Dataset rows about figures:
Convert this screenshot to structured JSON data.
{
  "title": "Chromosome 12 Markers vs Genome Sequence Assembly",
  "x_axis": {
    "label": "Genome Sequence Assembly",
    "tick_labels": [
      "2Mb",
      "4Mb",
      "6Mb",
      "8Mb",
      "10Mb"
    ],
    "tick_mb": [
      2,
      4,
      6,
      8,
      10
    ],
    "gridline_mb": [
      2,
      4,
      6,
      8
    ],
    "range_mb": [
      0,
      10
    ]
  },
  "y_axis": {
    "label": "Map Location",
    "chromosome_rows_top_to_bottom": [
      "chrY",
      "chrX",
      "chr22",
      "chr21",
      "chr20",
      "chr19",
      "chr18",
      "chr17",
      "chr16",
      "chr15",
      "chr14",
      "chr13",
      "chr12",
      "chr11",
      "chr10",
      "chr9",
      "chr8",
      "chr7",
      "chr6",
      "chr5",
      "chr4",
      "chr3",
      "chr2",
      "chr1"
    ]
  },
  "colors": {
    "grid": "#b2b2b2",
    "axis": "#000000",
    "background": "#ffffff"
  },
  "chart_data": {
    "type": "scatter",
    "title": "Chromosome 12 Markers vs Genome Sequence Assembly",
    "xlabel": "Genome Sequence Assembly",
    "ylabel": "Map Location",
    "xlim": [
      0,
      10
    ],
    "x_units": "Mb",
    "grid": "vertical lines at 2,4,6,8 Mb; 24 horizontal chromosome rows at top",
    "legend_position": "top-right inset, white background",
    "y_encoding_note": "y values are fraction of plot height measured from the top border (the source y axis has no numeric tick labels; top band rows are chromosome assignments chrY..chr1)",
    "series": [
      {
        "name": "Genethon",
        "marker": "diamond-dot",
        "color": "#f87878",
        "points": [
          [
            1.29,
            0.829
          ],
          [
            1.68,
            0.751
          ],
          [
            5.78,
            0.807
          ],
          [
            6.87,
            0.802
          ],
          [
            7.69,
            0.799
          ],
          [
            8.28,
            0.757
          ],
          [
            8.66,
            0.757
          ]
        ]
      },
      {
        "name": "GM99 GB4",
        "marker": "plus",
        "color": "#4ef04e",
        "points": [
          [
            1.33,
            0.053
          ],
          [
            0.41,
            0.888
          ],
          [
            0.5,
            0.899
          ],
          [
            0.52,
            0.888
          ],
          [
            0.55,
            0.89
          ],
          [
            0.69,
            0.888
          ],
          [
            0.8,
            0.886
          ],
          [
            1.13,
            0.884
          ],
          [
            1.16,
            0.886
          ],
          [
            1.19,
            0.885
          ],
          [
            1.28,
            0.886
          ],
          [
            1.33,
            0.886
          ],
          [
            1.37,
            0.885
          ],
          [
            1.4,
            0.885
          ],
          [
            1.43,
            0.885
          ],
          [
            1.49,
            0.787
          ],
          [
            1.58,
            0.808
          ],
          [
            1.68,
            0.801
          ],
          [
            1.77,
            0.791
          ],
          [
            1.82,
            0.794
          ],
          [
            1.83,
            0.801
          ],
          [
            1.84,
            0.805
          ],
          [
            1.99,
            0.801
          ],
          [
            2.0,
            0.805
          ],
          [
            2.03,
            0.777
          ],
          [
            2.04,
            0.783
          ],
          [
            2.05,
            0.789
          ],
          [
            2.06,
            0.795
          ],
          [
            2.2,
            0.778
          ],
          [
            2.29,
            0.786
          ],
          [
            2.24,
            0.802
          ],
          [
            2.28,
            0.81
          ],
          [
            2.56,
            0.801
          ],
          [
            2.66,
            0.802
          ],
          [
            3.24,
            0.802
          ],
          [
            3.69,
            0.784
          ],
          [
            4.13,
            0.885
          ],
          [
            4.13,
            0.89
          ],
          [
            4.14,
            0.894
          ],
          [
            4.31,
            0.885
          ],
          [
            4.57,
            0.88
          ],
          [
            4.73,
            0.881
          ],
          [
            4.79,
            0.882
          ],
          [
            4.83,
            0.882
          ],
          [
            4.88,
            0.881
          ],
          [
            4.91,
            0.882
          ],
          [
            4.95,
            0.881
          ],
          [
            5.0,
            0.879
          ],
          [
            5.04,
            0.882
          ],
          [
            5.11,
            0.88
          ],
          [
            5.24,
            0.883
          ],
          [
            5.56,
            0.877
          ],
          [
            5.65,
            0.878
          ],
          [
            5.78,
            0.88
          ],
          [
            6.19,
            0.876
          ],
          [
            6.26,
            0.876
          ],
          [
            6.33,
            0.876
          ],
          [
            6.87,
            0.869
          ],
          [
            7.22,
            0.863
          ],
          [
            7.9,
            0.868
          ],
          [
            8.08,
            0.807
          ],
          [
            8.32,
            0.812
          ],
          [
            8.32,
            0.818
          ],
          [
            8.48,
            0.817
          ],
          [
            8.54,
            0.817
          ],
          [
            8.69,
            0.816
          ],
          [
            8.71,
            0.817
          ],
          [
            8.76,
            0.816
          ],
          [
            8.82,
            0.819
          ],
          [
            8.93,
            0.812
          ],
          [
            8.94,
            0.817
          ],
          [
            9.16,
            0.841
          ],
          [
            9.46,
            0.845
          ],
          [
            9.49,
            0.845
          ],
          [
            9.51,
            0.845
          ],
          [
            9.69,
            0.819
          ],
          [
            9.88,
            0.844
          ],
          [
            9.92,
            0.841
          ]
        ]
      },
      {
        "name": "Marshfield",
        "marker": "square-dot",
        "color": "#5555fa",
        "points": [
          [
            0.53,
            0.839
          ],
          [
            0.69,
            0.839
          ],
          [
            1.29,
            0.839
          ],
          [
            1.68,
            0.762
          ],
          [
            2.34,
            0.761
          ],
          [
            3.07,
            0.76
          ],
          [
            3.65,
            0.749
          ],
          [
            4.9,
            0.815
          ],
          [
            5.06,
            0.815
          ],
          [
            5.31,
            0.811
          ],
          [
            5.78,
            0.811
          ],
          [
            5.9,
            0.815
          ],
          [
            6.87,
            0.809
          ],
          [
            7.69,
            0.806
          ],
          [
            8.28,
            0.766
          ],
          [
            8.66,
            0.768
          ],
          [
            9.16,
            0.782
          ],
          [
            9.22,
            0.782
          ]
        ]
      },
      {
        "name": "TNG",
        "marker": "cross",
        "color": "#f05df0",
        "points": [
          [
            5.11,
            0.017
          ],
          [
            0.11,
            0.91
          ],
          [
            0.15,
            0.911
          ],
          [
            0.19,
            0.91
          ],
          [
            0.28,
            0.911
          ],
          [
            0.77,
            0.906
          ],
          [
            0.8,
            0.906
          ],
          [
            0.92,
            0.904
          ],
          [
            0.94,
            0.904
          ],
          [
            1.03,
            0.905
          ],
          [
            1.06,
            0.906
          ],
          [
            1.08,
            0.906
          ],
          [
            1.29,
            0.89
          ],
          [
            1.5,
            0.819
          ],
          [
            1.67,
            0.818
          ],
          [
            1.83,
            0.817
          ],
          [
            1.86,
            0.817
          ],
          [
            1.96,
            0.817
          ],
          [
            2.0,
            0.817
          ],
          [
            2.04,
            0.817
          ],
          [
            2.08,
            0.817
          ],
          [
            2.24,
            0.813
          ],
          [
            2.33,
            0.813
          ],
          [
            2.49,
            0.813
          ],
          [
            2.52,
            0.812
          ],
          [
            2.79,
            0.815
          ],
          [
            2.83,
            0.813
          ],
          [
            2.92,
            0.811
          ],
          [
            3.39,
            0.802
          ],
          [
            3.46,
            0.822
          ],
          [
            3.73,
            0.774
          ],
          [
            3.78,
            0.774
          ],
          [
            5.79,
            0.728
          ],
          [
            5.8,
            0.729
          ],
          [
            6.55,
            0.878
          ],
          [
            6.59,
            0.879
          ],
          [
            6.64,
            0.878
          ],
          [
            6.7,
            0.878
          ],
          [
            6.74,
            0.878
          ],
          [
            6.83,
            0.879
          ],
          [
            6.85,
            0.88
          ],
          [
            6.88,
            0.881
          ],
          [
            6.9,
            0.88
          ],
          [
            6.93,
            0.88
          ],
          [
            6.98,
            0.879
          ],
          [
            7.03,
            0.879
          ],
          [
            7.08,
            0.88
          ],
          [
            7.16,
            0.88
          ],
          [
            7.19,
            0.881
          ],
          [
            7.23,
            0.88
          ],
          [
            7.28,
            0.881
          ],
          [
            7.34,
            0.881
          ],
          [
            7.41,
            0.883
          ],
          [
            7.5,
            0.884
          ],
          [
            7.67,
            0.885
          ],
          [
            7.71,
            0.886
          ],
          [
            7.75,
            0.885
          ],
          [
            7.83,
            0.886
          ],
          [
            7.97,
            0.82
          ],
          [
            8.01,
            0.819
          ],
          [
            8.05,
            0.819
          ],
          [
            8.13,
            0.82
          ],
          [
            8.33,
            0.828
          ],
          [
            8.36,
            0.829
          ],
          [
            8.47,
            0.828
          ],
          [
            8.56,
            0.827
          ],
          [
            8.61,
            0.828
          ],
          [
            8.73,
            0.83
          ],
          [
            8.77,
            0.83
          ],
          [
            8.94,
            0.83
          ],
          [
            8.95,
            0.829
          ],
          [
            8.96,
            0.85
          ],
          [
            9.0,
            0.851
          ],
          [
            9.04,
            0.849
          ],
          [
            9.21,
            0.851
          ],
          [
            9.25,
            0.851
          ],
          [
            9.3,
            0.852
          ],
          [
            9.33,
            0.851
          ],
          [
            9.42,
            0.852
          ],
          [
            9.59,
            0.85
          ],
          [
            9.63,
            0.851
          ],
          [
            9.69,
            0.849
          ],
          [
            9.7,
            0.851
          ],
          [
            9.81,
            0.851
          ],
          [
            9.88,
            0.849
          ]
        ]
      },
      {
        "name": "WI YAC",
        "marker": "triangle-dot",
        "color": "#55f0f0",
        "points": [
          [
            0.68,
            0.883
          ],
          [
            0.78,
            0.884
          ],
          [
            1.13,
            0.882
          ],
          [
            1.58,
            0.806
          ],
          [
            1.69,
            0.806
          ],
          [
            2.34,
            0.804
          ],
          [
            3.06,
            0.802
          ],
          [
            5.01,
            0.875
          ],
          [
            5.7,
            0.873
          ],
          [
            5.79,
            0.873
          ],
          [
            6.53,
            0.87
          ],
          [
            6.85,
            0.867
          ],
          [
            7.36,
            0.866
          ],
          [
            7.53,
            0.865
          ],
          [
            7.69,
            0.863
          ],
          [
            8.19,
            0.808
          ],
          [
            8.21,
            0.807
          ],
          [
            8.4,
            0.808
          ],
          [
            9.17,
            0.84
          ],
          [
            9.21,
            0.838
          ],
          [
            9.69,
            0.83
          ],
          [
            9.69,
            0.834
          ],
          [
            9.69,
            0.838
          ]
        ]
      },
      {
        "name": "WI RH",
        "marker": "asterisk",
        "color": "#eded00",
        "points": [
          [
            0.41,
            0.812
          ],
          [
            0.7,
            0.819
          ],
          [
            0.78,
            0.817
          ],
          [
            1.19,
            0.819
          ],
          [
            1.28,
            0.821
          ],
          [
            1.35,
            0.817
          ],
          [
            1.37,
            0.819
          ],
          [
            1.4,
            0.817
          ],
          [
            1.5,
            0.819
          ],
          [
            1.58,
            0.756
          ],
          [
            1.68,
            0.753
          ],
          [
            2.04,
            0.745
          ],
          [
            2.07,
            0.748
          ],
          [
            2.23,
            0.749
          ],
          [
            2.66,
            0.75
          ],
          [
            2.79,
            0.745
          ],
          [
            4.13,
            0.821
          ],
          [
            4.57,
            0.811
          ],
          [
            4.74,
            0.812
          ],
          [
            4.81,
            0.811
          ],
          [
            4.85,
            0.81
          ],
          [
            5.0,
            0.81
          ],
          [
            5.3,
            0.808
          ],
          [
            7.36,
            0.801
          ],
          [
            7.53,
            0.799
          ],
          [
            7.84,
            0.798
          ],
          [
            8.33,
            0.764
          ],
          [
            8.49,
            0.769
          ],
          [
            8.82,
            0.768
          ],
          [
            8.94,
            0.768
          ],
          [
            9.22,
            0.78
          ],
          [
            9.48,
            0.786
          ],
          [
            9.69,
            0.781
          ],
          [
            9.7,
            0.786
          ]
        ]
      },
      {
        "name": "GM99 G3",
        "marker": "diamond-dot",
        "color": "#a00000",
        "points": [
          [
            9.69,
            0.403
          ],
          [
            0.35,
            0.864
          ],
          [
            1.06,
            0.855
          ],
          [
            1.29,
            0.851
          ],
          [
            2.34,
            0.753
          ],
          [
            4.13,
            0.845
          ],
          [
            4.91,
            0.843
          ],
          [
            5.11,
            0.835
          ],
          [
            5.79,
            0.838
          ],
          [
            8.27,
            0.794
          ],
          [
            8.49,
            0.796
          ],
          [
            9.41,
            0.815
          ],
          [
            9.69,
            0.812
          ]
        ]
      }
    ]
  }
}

§ Exercise instructions:
Return every line of the records in which the word "Markers" is found.

§ Expected output:
  "title": "Chromosome 12 Markers vs Genome Sequence Assembly",
    "title": "Chromosome 12 Markers vs Genome Sequence Assembly",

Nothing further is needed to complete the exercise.